## Data provided

^^^^

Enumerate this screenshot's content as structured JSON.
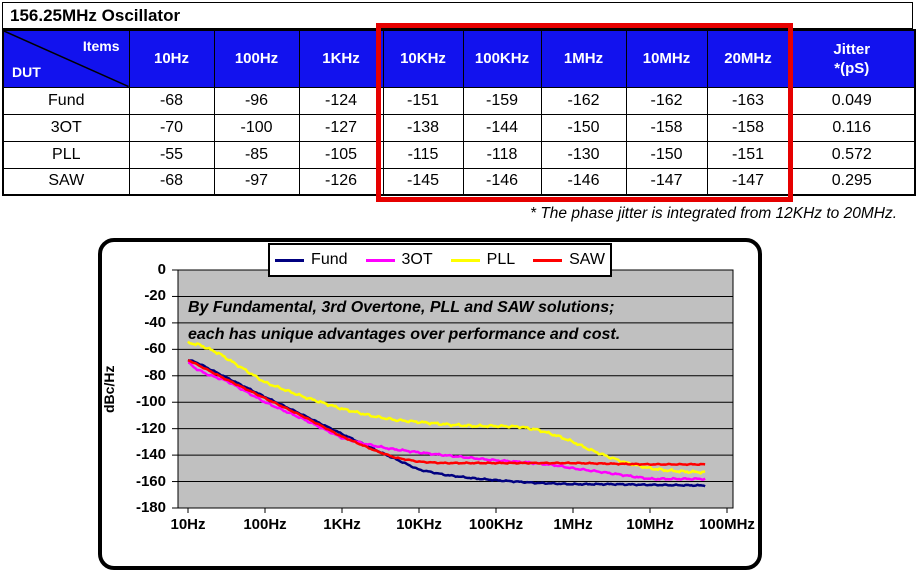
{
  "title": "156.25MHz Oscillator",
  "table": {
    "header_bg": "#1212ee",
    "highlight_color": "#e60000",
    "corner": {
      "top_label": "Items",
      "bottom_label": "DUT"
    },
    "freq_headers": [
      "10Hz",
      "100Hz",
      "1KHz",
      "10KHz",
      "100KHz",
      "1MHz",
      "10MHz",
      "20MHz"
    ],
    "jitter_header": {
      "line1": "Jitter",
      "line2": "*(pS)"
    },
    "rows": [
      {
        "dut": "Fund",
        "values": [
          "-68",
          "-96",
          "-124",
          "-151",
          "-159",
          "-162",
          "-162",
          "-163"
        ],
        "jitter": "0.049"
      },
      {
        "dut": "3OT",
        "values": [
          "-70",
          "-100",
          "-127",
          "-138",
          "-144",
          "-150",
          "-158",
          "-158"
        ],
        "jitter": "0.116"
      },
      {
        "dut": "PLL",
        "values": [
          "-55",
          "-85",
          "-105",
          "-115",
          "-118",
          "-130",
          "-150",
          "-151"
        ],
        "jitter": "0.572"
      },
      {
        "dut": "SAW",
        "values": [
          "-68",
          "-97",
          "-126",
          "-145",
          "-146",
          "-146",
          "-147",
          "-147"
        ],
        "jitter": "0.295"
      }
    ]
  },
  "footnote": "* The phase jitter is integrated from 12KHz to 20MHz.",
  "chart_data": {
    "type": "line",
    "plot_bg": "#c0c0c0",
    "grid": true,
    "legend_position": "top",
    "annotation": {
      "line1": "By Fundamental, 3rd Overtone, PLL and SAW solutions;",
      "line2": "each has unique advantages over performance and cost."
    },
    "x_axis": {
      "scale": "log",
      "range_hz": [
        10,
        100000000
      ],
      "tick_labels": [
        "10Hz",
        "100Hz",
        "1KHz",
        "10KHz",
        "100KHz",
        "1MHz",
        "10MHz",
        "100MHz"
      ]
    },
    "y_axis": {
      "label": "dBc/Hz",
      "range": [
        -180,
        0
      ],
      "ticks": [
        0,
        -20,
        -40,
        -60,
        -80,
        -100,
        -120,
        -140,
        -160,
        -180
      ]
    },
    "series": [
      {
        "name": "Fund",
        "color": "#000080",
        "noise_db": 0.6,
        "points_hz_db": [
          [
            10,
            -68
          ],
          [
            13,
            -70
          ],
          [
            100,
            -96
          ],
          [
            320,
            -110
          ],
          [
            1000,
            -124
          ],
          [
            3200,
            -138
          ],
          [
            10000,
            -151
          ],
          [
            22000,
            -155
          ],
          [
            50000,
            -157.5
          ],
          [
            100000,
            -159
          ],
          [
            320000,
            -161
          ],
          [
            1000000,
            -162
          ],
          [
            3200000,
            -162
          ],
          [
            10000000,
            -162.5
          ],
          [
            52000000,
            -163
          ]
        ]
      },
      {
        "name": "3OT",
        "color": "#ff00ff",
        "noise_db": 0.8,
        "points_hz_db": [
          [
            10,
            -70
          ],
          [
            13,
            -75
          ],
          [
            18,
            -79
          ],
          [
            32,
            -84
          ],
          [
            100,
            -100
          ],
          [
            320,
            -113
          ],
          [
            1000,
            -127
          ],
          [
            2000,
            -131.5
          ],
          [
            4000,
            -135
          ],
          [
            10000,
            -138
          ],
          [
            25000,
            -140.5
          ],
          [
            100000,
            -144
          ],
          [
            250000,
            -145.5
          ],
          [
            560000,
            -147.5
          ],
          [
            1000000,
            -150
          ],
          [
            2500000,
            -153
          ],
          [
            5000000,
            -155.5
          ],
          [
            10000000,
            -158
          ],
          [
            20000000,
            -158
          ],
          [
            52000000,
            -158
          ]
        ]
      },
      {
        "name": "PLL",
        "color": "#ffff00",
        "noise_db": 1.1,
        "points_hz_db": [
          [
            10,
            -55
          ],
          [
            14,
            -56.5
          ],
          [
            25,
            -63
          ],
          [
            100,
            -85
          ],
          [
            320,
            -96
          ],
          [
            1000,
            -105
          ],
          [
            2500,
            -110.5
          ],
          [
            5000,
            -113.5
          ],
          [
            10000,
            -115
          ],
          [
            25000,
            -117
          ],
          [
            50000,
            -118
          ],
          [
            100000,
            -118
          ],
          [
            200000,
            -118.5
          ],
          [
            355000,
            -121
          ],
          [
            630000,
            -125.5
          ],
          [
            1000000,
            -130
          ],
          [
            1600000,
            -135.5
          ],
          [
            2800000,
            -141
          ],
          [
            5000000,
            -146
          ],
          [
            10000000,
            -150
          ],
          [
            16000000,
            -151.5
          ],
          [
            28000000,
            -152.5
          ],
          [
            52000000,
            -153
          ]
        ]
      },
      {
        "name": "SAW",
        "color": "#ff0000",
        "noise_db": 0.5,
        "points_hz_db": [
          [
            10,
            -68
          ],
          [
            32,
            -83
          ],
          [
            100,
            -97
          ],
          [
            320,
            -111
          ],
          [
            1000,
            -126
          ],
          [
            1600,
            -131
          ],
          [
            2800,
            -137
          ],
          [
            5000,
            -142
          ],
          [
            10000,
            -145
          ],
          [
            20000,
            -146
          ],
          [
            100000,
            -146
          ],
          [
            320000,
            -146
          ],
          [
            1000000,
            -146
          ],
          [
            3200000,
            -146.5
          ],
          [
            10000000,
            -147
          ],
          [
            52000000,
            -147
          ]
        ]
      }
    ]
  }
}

^^^^

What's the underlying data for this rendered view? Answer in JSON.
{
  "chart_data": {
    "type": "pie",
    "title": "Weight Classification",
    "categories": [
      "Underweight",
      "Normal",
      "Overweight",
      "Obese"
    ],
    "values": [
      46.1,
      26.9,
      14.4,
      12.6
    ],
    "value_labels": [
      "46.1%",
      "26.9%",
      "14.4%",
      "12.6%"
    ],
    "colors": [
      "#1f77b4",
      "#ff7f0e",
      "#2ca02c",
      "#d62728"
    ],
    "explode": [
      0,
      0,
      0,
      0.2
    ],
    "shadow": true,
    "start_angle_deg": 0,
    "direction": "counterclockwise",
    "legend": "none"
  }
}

^^^^

## Problem details
Give the count of lines containing "title", with no added text.

## Solution for this exercise
2